Material for the task -
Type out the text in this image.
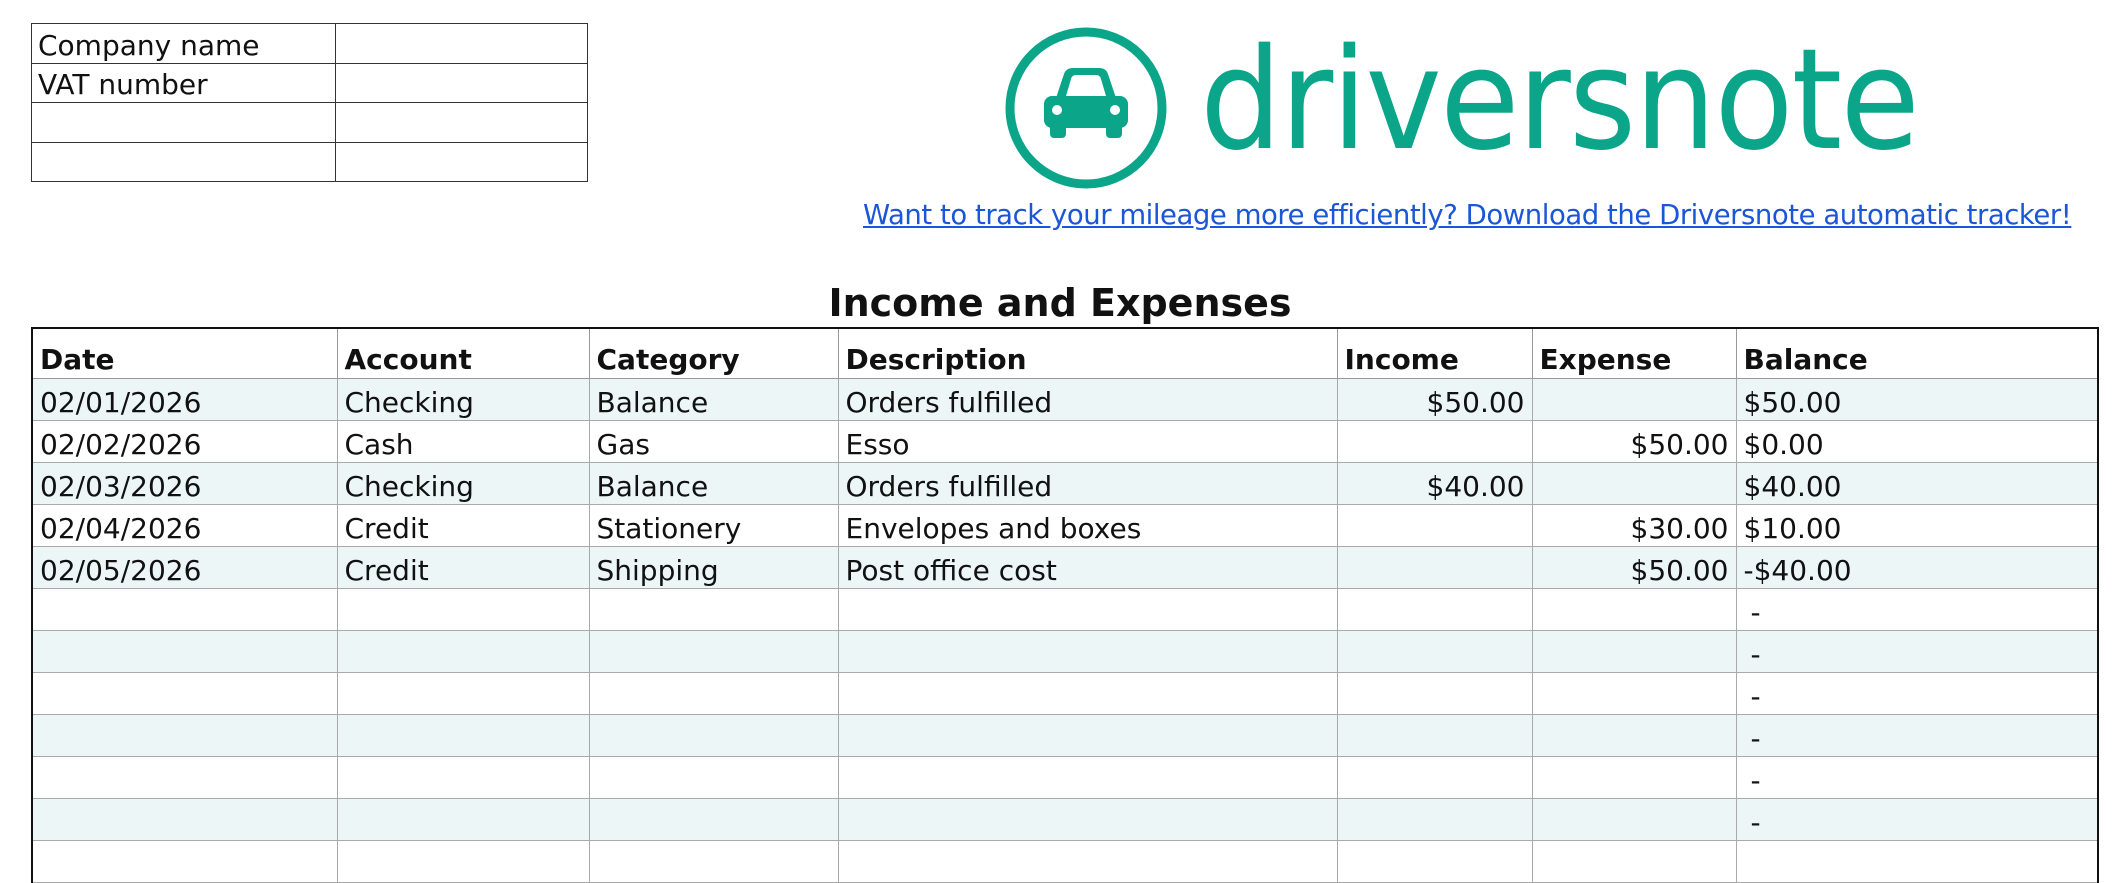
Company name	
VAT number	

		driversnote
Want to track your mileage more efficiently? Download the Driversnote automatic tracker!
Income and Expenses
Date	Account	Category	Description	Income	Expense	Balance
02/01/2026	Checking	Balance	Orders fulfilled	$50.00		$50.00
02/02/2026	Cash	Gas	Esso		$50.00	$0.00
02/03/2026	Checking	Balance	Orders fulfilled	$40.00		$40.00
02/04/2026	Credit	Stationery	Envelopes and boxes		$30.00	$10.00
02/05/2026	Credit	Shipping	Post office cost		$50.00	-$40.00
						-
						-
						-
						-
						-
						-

Given problem - Write out each entry exactly as given, omitting any picture.

Written solution -
Type out the text in this image.
Company name	
VAT number	

		driversnote
Want to track your mileage more efficiently? Download the Driversnote automatic tracker!
Income and Expenses
Date	Account	Category	Description	Income	Expense	Balance
02/01/2026	Checking	Balance	Orders fulfilled	$50.00		$50.00
02/02/2026	Cash	Gas	Esso		$50.00	$0.00
02/03/2026	Checking	Balance	Orders fulfilled	$40.00		$40.00
02/04/2026	Credit	Stationery	Envelopes and boxes		$30.00	$10.00
02/05/2026	Credit	Shipping	Post office cost		$50.00	-$40.00
						-
						-
						-
						-
						-
						-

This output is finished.